**Material**
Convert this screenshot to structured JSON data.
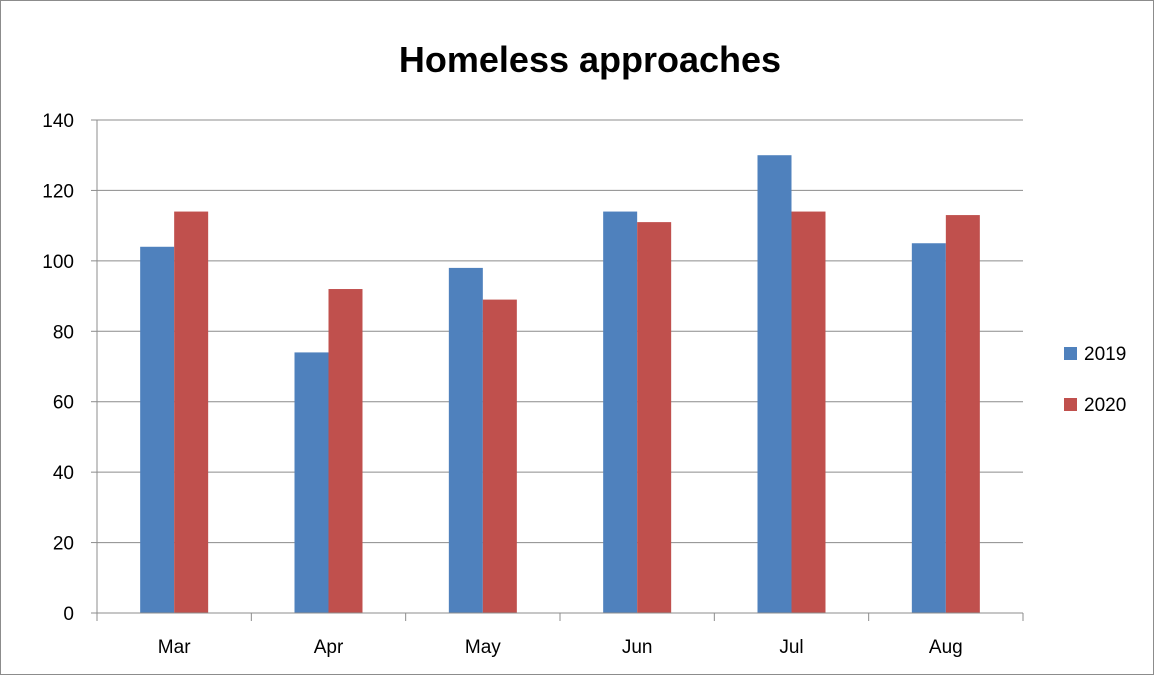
{
  "chart_data": {
    "type": "bar",
    "title": "Homeless approaches",
    "xlabel": "",
    "ylabel": "",
    "categories": [
      "Mar",
      "Apr",
      "May",
      "Jun",
      "Jul",
      "Aug"
    ],
    "series": [
      {
        "name": "2019",
        "color": "#4f81bd",
        "values": [
          104,
          74,
          98,
          114,
          130,
          105
        ]
      },
      {
        "name": "2020",
        "color": "#c0504d",
        "values": [
          114,
          92,
          89,
          111,
          114,
          113
        ]
      }
    ],
    "ylim": [
      0,
      140
    ],
    "yticks": [
      "0",
      "20",
      "40",
      "60",
      "80",
      "100",
      "120",
      "140"
    ],
    "grid": true,
    "legend_position": "right"
  }
}
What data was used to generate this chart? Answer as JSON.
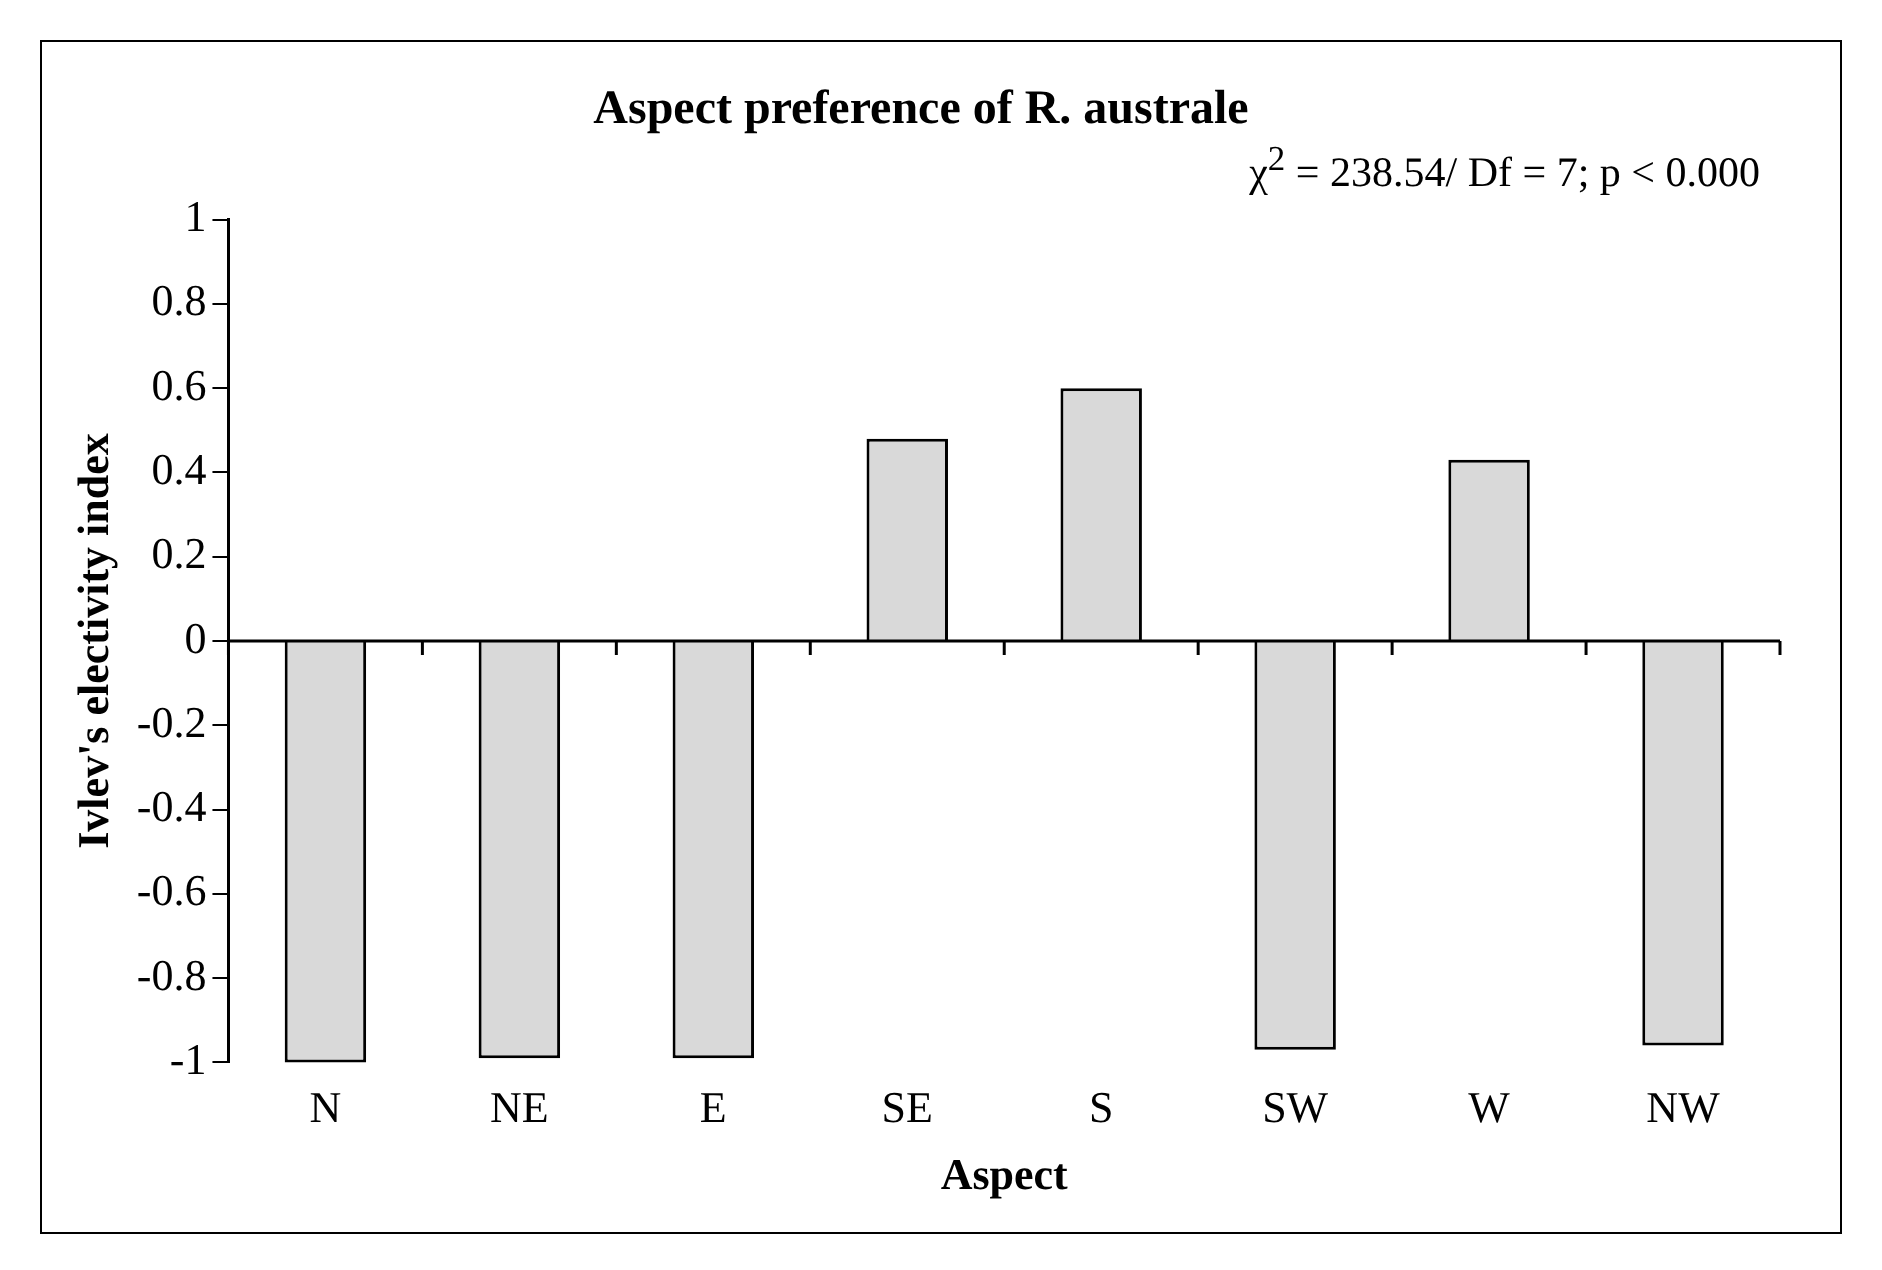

**Short problem**
Repeat the material verbatim. Do not carry over any picture.

**The output**
Convert this screenshot to structured JSON data.
{
  "chart_data": {
    "type": "bar",
    "title": "Homeless approaches",
    "xlabel": "",
    "ylabel": "",
    "categories": [
      "Mar",
      "Apr",
      "May",
      "Jun",
      "Jul",
      "Aug"
    ],
    "series": [
      {
        "name": "2019",
        "color": "#4f81bd",
        "values": [
          104,
          74,
          98,
          114,
          130,
          105
        ]
      },
      {
        "name": "2020",
        "color": "#c0504d",
        "values": [
          114,
          92,
          89,
          111,
          114,
          113
        ]
      }
    ],
    "ylim": [
      0,
      140
    ],
    "yticks": [
      "0",
      "20",
      "40",
      "60",
      "80",
      "100",
      "120",
      "140"
    ],
    "grid": true,
    "legend_position": "right"
  }
}
What data was used to generate this chart? Answer as JSON.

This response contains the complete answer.